━━ DATA PROVIDED ━━

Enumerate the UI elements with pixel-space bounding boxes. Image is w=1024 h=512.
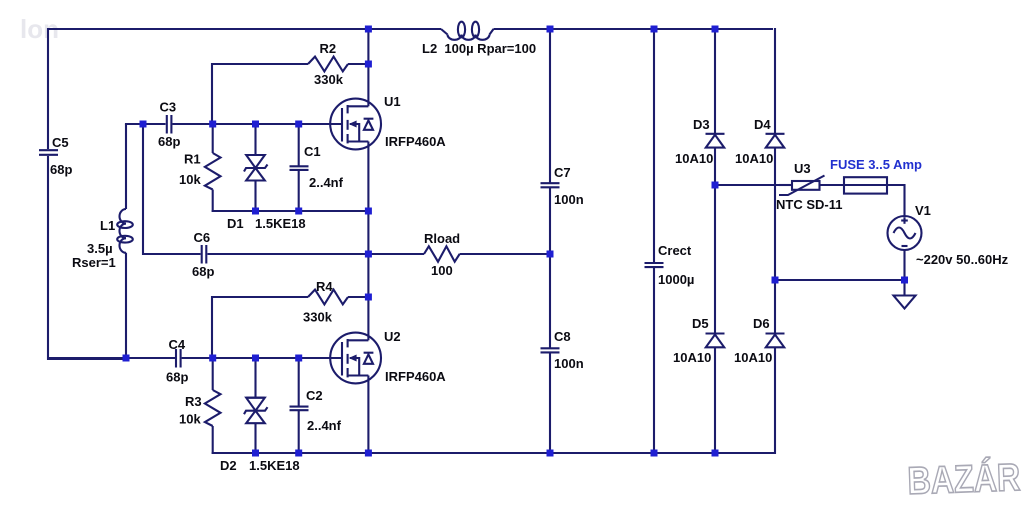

━━━
━━ DATA PROVIDED ━━

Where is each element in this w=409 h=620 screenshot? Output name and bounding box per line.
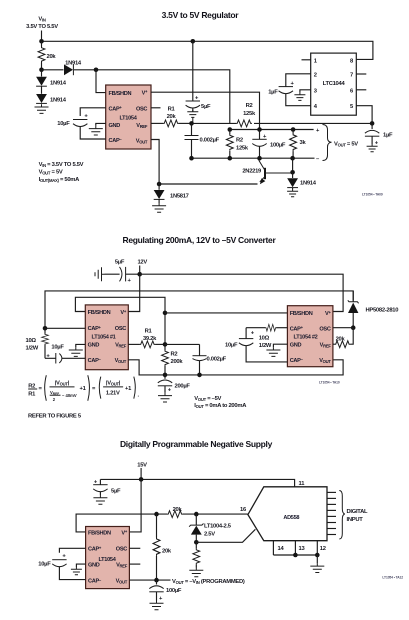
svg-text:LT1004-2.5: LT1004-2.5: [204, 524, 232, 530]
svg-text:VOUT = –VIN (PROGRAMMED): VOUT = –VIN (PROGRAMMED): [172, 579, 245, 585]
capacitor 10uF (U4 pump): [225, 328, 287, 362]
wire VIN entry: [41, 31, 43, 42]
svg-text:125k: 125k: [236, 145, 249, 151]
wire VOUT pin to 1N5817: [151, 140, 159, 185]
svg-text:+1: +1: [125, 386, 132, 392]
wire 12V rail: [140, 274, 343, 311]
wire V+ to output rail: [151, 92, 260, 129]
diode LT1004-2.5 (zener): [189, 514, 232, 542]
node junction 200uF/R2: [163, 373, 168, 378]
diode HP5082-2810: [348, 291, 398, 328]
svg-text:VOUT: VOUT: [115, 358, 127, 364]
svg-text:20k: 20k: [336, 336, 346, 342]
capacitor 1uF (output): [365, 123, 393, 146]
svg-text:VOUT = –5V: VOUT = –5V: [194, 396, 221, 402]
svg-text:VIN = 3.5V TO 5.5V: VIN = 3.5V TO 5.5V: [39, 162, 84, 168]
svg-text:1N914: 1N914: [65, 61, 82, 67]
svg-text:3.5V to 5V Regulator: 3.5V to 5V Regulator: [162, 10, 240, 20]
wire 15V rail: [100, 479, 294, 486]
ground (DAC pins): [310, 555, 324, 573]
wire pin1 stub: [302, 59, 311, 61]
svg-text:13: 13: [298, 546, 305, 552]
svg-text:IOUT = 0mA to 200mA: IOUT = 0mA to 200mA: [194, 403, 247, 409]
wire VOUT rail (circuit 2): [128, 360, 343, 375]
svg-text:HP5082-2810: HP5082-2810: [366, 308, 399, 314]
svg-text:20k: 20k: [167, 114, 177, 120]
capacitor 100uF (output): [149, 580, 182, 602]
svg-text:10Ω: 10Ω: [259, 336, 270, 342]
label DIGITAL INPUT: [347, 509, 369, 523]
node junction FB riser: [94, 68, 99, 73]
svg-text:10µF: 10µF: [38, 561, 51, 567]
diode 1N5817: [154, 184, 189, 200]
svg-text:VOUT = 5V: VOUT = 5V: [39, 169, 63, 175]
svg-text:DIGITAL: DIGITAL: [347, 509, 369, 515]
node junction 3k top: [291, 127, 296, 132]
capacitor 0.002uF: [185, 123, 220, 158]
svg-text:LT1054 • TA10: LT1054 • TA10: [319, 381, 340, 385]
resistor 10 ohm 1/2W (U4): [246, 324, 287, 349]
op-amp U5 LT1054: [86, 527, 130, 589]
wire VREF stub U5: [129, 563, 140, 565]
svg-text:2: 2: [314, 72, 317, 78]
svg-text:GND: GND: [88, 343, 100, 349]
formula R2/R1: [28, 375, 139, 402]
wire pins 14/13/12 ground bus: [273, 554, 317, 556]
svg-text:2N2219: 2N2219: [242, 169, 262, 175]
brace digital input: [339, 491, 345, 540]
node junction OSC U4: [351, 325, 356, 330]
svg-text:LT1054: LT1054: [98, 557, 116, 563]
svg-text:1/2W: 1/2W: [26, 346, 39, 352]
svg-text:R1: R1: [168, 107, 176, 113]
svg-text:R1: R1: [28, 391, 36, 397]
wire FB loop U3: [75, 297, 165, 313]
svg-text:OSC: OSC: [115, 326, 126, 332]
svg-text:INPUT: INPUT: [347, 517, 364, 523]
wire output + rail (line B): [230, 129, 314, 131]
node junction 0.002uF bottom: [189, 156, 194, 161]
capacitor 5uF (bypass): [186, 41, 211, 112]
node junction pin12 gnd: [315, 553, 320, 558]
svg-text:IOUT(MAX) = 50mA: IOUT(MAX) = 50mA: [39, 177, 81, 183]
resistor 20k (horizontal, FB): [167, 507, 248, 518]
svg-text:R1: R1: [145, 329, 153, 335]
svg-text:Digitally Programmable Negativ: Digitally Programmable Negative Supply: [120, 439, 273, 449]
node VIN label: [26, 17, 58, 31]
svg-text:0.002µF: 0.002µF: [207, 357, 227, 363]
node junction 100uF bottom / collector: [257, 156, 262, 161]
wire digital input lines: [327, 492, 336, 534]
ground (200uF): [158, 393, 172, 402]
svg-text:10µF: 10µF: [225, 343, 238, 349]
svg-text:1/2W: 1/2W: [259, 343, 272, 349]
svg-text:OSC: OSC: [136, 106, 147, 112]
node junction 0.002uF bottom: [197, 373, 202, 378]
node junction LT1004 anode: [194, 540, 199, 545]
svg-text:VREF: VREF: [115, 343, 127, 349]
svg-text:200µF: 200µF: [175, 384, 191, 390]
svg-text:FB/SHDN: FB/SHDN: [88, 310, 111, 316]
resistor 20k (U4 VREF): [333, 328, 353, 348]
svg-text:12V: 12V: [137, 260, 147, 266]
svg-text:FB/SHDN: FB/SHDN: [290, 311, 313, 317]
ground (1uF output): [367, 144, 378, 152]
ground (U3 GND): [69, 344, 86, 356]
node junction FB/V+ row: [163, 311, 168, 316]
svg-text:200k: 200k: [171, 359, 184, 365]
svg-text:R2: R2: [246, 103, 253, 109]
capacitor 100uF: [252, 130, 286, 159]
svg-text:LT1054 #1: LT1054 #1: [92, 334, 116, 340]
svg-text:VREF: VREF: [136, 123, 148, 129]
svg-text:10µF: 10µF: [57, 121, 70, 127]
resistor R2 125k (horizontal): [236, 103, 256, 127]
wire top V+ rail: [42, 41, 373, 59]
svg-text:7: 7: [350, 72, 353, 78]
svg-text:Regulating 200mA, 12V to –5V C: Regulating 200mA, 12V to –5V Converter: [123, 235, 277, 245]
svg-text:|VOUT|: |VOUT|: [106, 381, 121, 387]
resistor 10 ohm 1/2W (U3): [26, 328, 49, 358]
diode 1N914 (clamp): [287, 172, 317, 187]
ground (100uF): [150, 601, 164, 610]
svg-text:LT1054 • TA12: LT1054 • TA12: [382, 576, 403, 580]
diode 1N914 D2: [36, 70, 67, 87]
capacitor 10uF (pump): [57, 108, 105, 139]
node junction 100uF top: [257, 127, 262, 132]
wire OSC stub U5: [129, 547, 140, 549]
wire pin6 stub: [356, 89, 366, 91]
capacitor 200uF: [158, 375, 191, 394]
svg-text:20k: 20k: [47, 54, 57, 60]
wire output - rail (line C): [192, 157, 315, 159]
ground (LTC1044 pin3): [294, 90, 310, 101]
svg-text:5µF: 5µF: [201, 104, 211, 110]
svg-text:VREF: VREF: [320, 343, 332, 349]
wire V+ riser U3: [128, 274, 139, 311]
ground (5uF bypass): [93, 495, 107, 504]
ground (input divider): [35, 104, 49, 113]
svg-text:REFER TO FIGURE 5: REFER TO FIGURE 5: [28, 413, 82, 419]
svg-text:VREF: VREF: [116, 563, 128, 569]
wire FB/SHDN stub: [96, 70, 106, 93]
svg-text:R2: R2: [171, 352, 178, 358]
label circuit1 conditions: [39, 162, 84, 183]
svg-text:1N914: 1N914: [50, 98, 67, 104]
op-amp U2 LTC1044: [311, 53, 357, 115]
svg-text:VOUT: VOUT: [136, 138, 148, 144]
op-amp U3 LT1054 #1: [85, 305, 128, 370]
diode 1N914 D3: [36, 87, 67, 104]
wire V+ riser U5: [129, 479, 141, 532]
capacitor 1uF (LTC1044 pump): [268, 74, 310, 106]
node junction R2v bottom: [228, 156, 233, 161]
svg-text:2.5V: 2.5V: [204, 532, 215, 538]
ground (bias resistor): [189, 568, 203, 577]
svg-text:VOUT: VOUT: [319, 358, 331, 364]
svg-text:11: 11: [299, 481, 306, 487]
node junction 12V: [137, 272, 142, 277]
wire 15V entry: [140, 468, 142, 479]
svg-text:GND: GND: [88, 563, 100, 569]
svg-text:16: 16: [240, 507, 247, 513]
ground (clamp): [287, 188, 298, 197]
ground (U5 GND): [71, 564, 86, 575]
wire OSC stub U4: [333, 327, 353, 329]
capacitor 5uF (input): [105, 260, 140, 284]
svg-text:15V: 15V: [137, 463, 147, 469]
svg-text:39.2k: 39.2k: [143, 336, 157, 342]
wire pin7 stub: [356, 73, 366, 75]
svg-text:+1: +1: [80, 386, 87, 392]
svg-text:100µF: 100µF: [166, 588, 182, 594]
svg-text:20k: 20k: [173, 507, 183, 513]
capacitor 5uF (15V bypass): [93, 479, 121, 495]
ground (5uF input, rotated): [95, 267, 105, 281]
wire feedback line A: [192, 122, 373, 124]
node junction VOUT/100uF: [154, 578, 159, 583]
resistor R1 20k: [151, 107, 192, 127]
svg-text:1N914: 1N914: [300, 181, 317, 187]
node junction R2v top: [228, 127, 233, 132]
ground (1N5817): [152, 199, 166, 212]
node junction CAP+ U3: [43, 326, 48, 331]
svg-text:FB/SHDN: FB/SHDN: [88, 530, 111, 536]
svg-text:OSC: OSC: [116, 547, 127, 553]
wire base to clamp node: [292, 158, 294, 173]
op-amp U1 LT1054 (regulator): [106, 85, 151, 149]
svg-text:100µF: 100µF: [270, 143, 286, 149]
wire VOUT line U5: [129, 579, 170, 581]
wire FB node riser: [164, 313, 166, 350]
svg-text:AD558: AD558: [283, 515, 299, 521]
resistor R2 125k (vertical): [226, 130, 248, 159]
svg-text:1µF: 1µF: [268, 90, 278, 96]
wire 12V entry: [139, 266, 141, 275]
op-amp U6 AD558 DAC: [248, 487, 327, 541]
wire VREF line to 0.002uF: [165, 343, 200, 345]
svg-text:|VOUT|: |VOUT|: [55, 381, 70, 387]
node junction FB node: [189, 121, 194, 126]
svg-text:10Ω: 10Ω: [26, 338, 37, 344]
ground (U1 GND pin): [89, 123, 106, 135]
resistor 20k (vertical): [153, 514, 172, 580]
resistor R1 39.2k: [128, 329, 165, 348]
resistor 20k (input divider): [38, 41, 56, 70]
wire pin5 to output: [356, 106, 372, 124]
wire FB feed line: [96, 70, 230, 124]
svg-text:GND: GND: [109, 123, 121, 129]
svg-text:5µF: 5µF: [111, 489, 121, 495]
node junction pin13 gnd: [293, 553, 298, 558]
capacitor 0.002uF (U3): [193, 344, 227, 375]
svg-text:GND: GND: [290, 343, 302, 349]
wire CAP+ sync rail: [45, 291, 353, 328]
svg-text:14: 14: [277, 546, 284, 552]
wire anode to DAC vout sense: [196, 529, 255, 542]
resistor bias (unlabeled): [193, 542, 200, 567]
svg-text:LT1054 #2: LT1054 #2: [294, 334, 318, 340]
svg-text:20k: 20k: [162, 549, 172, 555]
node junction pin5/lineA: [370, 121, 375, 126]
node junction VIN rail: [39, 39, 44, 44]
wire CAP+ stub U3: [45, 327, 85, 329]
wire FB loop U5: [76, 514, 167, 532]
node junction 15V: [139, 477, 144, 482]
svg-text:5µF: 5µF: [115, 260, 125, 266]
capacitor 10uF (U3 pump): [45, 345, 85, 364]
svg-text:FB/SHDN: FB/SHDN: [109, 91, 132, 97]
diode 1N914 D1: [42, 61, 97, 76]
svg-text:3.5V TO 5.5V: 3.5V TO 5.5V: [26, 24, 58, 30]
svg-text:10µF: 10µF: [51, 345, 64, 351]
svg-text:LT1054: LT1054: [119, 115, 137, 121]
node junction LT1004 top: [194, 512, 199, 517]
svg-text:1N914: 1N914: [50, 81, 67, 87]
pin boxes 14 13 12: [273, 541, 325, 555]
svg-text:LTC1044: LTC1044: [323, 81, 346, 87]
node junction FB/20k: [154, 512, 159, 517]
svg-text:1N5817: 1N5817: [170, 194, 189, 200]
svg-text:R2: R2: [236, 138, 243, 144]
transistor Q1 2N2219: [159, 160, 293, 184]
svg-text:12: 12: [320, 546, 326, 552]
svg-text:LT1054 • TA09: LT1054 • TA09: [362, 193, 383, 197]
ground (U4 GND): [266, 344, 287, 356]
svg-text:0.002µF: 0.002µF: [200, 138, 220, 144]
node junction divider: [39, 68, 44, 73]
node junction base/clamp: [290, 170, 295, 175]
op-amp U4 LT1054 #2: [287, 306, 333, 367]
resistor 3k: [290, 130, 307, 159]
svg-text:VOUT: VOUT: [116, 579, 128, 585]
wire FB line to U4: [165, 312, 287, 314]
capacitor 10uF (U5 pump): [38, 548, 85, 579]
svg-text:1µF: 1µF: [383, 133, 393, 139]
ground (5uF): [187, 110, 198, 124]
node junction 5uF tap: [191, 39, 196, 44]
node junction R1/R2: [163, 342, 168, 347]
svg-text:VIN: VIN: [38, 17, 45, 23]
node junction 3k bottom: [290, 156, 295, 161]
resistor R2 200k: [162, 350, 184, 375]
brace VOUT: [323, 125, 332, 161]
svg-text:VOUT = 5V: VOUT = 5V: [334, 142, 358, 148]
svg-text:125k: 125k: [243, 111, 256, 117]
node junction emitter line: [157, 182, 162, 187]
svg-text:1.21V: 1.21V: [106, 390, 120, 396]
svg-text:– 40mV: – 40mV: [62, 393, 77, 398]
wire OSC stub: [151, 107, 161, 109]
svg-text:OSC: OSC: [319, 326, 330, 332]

━━━

* _GIVEN EXERCISE_:
Copy out the records above, starting at the line that contains "Where is each" and ending at the line that contains "wire VOUT pin to 1N5817: [151, 140, 159, 185]", with no changes. Leave the pictures out.

* _OUTPUT OF THE TASK_:
Where is each element in this w=409 h=620 screenshot? Output name and bounding box per line.
svg-text:LT1004-2.5: LT1004-2.5: [204, 524, 232, 530]
svg-text:VOUT = –VIN (PROGRAMMED): VOUT = –VIN (PROGRAMMED): [172, 579, 245, 585]
capacitor 10uF (U4 pump): [225, 328, 287, 362]
wire VIN entry: [41, 31, 43, 42]
svg-text:125k: 125k: [236, 145, 249, 151]
wire VOUT pin to 1N5817: [151, 140, 159, 185]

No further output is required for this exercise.